Transcript entries for document pages

::::

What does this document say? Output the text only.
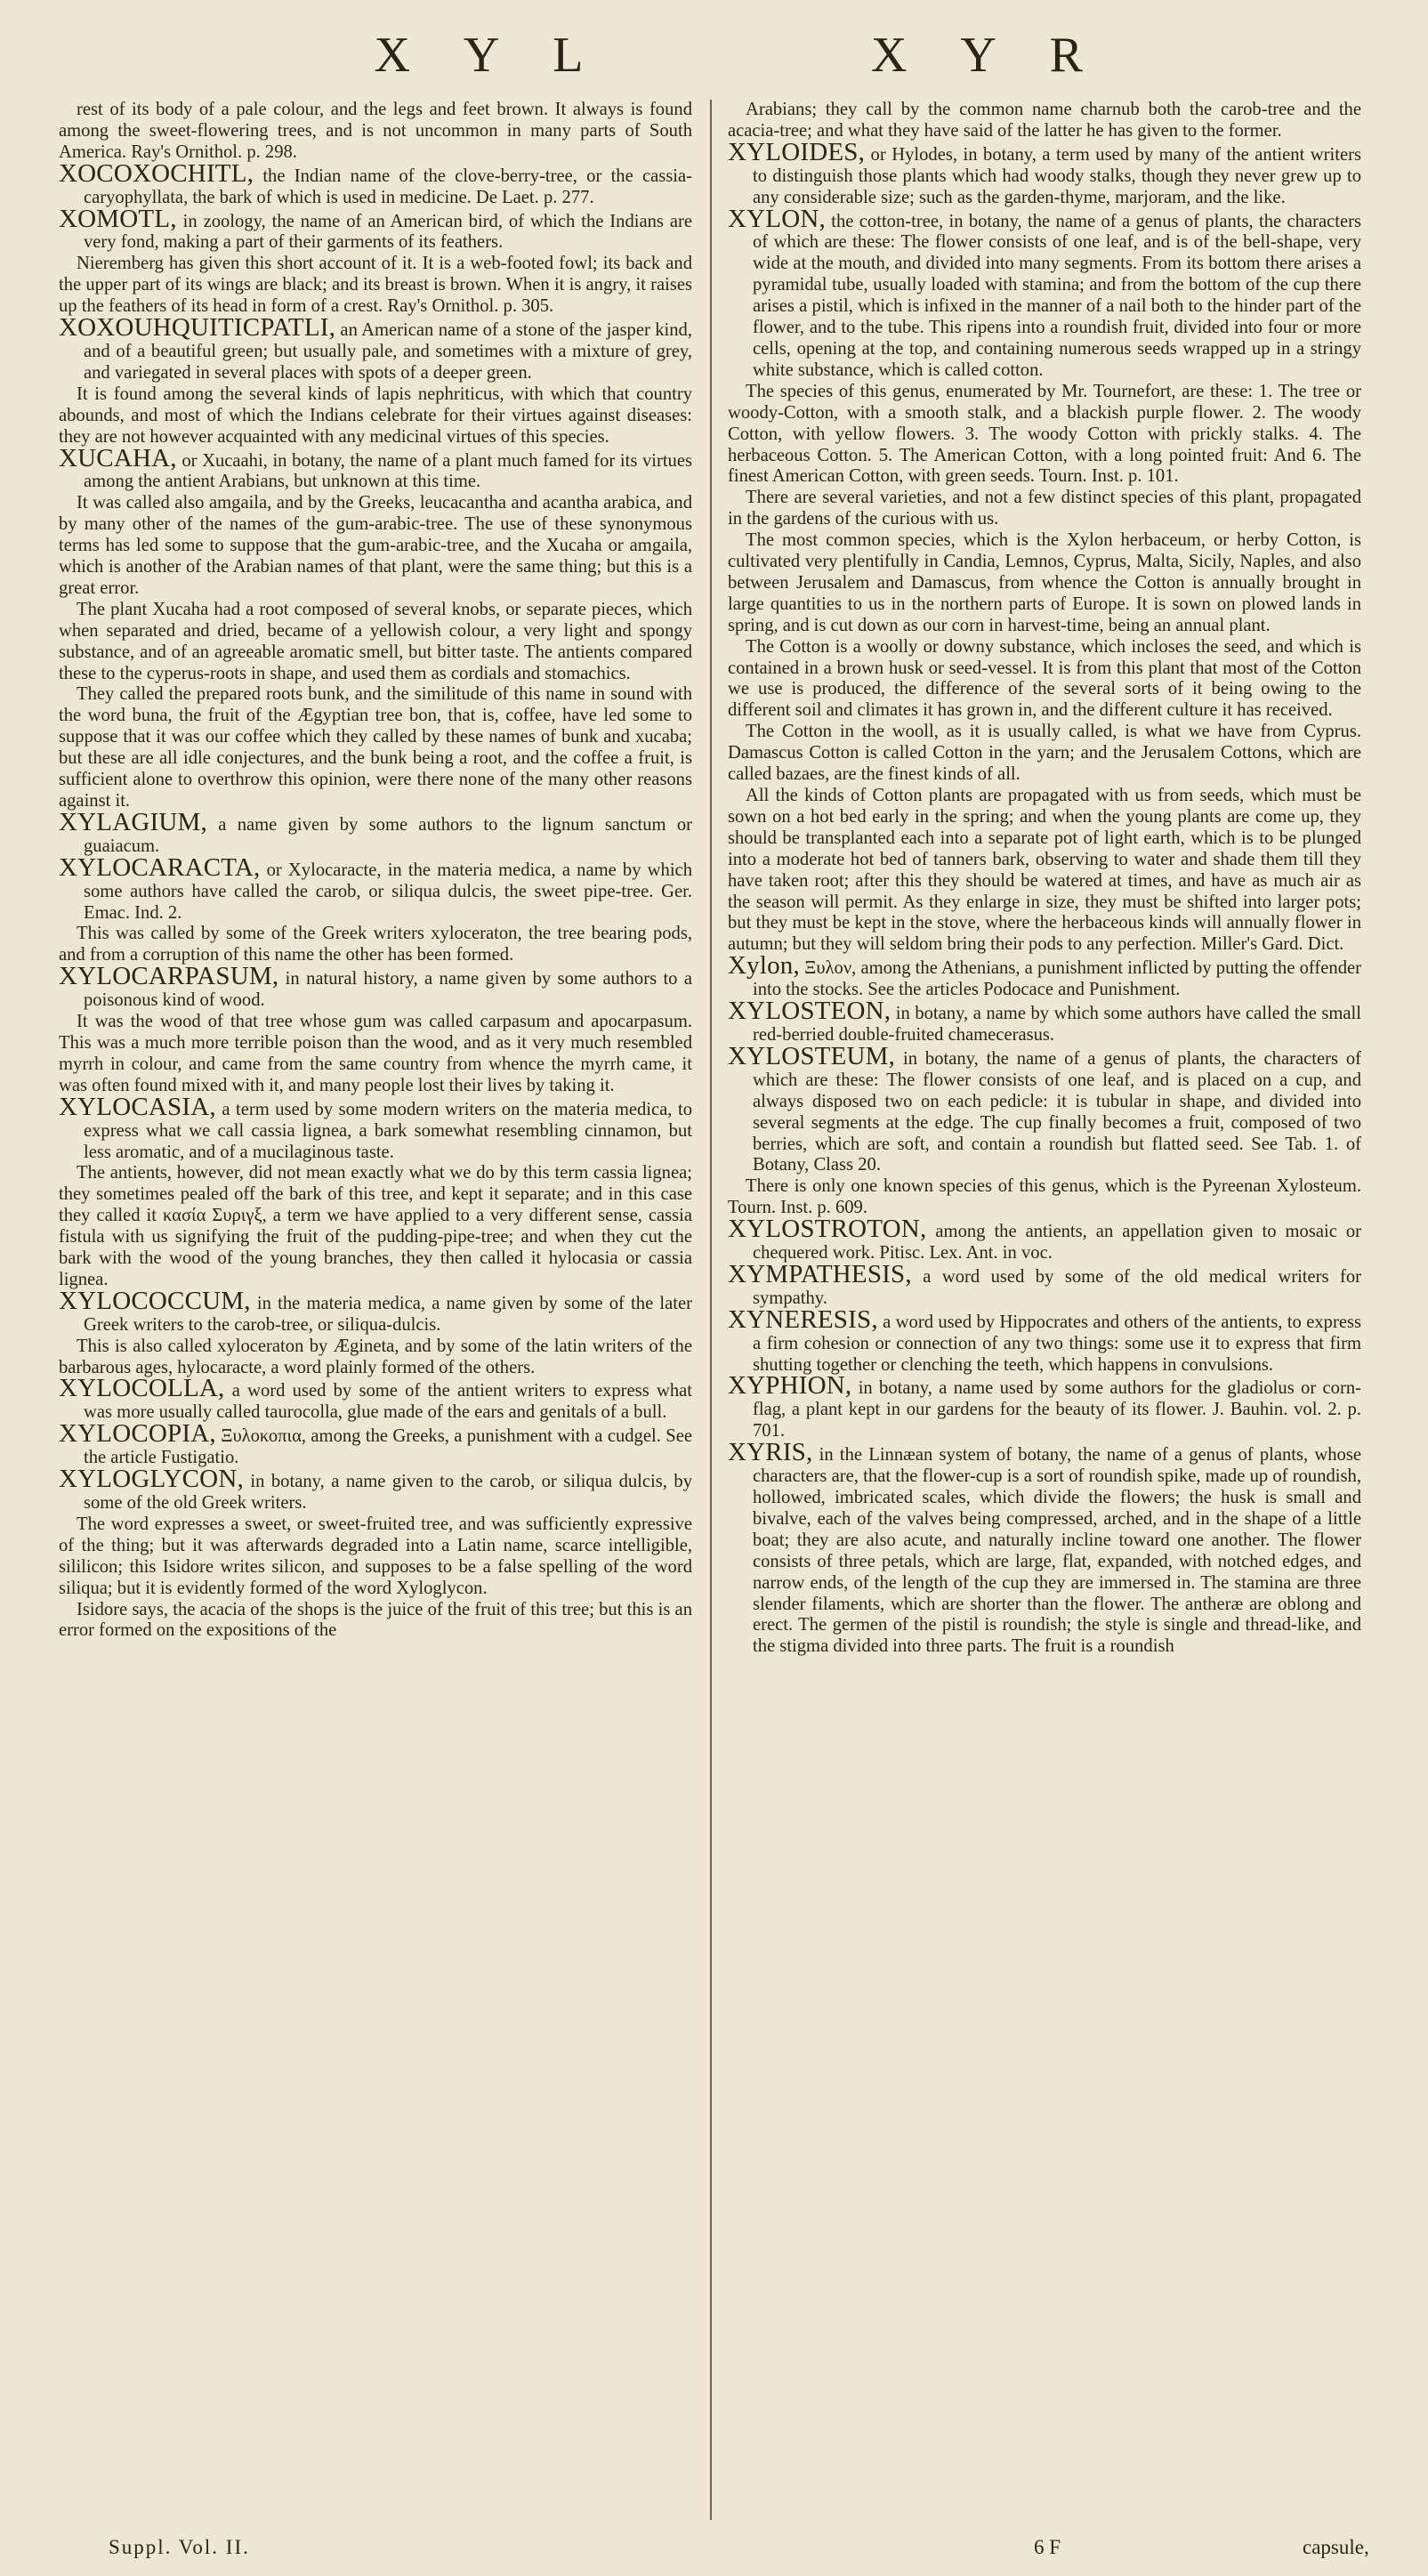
X Y L	X Y R

rest of its body of a pale colour, and the legs and feet brown. It always is found among the sweet-flowering trees, and is not uncommon in many parts of South America. Ray's Ornithol. p. 298.

XOCOXOCHITL, the Indian name of the clove-berry-tree, or the cassia-caryophyllata, the bark of which is used in medicine. De Laet. p. 277.

XOMOTL, in zoology, the name of an American bird, of which the Indians are very fond, making a part of their garments of its feathers.

Nieremberg has given this short account of it. It is a web-footed fowl; its back and the upper part of its wings are black; and its breast is brown. When it is angry, it raises up the feathers of its head in form of a crest. Ray's Ornithol. p. 305.

XOXOUHQUITICPATLI, an American name of a stone of the jasper kind, and of a beautiful green; but usually pale, and sometimes with a mixture of grey, and variegated in several places with spots of a deeper green.

It is found among the several kinds of lapis nephriticus, with which that country abounds, and most of which the Indians celebrate for their virtues against diseases: they are not however acquainted with any medicinal virtues of this species.

XUCAHA, or Xucaahi, in botany, the name of a plant much famed for its virtues among the antient Arabians, but unknown at this time.

It was called also amgaila, and by the Greeks, leucacantha and acantha arabica, and by many other of the names of the gum-arabic-tree. The use of these synonymous terms has led some to suppose that the gum-arabic-tree, and the Xucaha or amgaila, which is another of the Arabian names of that plant, were the same thing; but this is a great error.

The plant Xucaha had a root composed of several knobs, or separate pieces, which when separated and dried, became of a yellowish colour, a very light and spongy substance, and of an agreeable aromatic smell, but bitter taste. The antients compared these to the cyperus-roots in shape, and used them as cordials and stomachics.

They called the prepared roots bunk, and the similitude of this name in sound with the word buna, the fruit of the Ægyptian tree bon, that is, coffee, have led some to suppose that it was our coffee which they called by these names of bunk and xucaba; but these are all idle conjectures, and the bunk being a root, and the coffee a fruit, is sufficient alone to overthrow this opinion, were there none of the many other reasons against it.

XYLAGIUM, a name given by some authors to the lignum sanctum or guaiacum.

XYLOCARACTA, or Xylocaracte, in the materia medica, a name by which some authors have called the carob, or siliqua dulcis, the sweet pipe-tree. Ger. Emac. Ind. 2.

This was called by some of the Greek writers xyloceraton, the tree bearing pods, and from a corruption of this name the other has been formed.

XYLOCARPASUM, in natural history, a name given by some authors to a poisonous kind of wood.

It was the wood of that tree whose gum was called carpasum and apocarpasum. This was a much more terrible poison than the wood, and as it very much resembled myrrh in colour, and came from the same country from whence the myrrh came, it was often found mixed with it, and many people lost their lives by taking it.

XYLOCASIA, a term used by some modern writers on the materia medica, to express what we call cassia lignea, a bark somewhat resembling cinnamon, but less aromatic, and of a mucilaginous taste.

The antients, however, did not mean exactly what we do by this term cassia lignea; they sometimes pealed off the bark of this tree, and kept it separate; and in this case they called it κασία Συριγξ, a term we have applied to a very different sense, cassia fistula with us signifying the fruit of the pudding-pipe-tree; and when they cut the bark with the wood of the young branches, they then called it hylocasia or cassia lignea.

XYLOCOCCUM, in the materia medica, a name given by some of the later Greek writers to the carob-tree, or siliqua-dulcis.

This is also called xyloceraton by Ægineta, and by some of the latin writers of the barbarous ages, hylocaracte, a word plainly formed of the others.

XYLOCOLLA, a word used by some of the antient writers to express what was more usually called taurocolla, glue made of the ears and genitals of a bull.

XYLOCOPIA, Ξυλοκοπια, among the Greeks, a punishment with a cudgel. See the article Fustigatio.

XYLOGLYCON, in botany, a name given to the carob, or siliqua dulcis, by some of the old Greek writers.

The word expresses a sweet, or sweet-fruited tree, and was sufficiently expressive of the thing; but it was afterwards degraded into a Latin name, scarce intelligible, sililicon; this Isidore writes silicon, and supposes to be a false spelling of the word siliqua; but it is evidently formed of the word Xyloglycon.

Isidore says, the acacia of the shops is the juice of the fruit of this tree; but this is an error formed on the expositions of the

Arabians; they call by the common name charnub both the carob-tree and the acacia-tree; and what they have said of the latter he has given to the former.

XYLOIDES, or Hylodes, in botany, a term used by many of the antient writers to distinguish those plants which had woody stalks, though they never grew up to any considerable size; such as the garden-thyme, marjoram, and the like.

XYLON, the cotton-tree, in botany, the name of a genus of plants, the characters of which are these: The flower consists of one leaf, and is of the bell-shape, very wide at the mouth, and divided into many segments. From its bottom there arises a pyramidal tube, usually loaded with stamina; and from the bottom of the cup there arises a pistil, which is infixed in the manner of a nail both to the hinder part of the flower, and to the tube. This ripens into a roundish fruit, divided into four or more cells, opening at the top, and containing numerous seeds wrapped up in a stringy white substance, which is called cotton.

The species of this genus, enumerated by Mr. Tournefort, are these: 1. The tree or woody-Cotton, with a smooth stalk, and a blackish purple flower. 2. The woody Cotton, with yellow flowers. 3. The woody Cotton with prickly stalks. 4. The herbaceous Cotton. 5. The American Cotton, with a long pointed fruit: And 6. The finest American Cotton, with green seeds. Tourn. Inst. p. 101.

There are several varieties, and not a few distinct species of this plant, propagated in the gardens of the curious with us.

The most common species, which is the Xylon herbaceum, or herby Cotton, is cultivated very plentifully in Candia, Lemnos, Cyprus, Malta, Sicily, Naples, and also between Jerusalem and Damascus, from whence the Cotton is annually brought in large quantities to us in the northern parts of Europe. It is sown on plowed lands in spring, and is cut down as our corn in harvest-time, being an annual plant.

The Cotton is a woolly or downy substance, which incloses the seed, and which is contained in a brown husk or seed-vessel. It is from this plant that most of the Cotton we use is produced, the difference of the several sorts of it being owing to the different soil and climates it has grown in, and the different culture it has received.

The Cotton in the wooll, as it is usually called, is what we have from Cyprus. Damascus Cotton is called Cotton in the yarn; and the Jerusalem Cottons, which are called bazaes, are the finest kinds of all.

All the kinds of Cotton plants are propagated with us from seeds, which must be sown on a hot bed early in the spring; and when the young plants are come up, they should be transplanted each into a separate pot of light earth, which is to be plunged into a moderate hot bed of tanners bark, observing to water and shade them till they have taken root; after this they should be watered at times, and have as much air as the season will permit. As they enlarge in size, they must be shifted into larger pots; but they must be kept in the stove, where the herbaceous kinds will annually flower in autumn; but they will seldom bring their pods to any perfection. Miller's Gard. Dict.

Xylon, Ξυλον, among the Athenians, a punishment inflicted by putting the offender into the stocks. See the articles Podocace and Punishment.

XYLOSTEON, in botany, a name by which some authors have called the small red-berried double-fruited chamecerasus.

XYLOSTEUM, in botany, the name of a genus of plants, the characters of which are these: The flower consists of one leaf, and is placed on a cup, and always disposed two on each pedicle: it is tubular in shape, and divided into several segments at the edge. The cup finally becomes a fruit, composed of two berries, which are soft, and contain a roundish but flatted seed. See Tab. 1. of Botany, Class 20.

There is only one known species of this genus, which is the Pyreenan Xylosteum. Tourn. Inst. p. 609.

XYLOSTROTON, among the antients, an appellation given to mosaic or chequered work. Pitisc. Lex. Ant. in voc.

XYMPATHESIS, a word used by some of the old medical writers for sympathy.

XYNERESIS, a word used by Hippocrates and others of the antients, to express a firm cohesion or connection of any two things: some use it to express that firm shutting together or clenching the teeth, which happens in convulsions.

XYPHION, in botany, a name used by some authors for the gladiolus or corn-flag, a plant kept in our gardens for the beauty of its flower. J. Bauhin. vol. 2. p. 701.

XYRIS, in the Linnæan system of botany, the name of a genus of plants, whose characters are, that the flower-cup is a sort of roundish spike, made up of roundish, hollowed, imbricated scales, which divide the flowers; the husk is small and bivalve, each of the valves being compressed, arched, and in the shape of a little boat; they are also acute, and naturally incline toward one another. The flower consists of three petals, which are large, flat, expanded, with notched edges, and narrow ends, of the length of the cup they are immersed in. The stamina are three slender filaments, which are shorter than the flower. The antheræ are oblong and erect. The germen of the pistil is roundish; the style is single and thread-like, and the stigma divided into three parts. The fruit is a roundish

Suppl. Vol. II.	6 F	capsule,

::::

Determine which lines above include the word "taste", and report those lines in full.

Answer space:
The plant Xucaha had a root composed of several knobs, or separate pieces, which when separated and dried, became of a yellowish colour, a very light and spongy substance, and of an agreeable aromatic smell, but bitter taste. The antients compared these to the cyperus-roots in shape, and used them as cordials and stomachics.
XYLOCASIA, a term used by some modern writers on the materia medica, to express what we call cassia lignea, a bark somewhat resembling cinnamon, but less aromatic, and of a mucilaginous taste.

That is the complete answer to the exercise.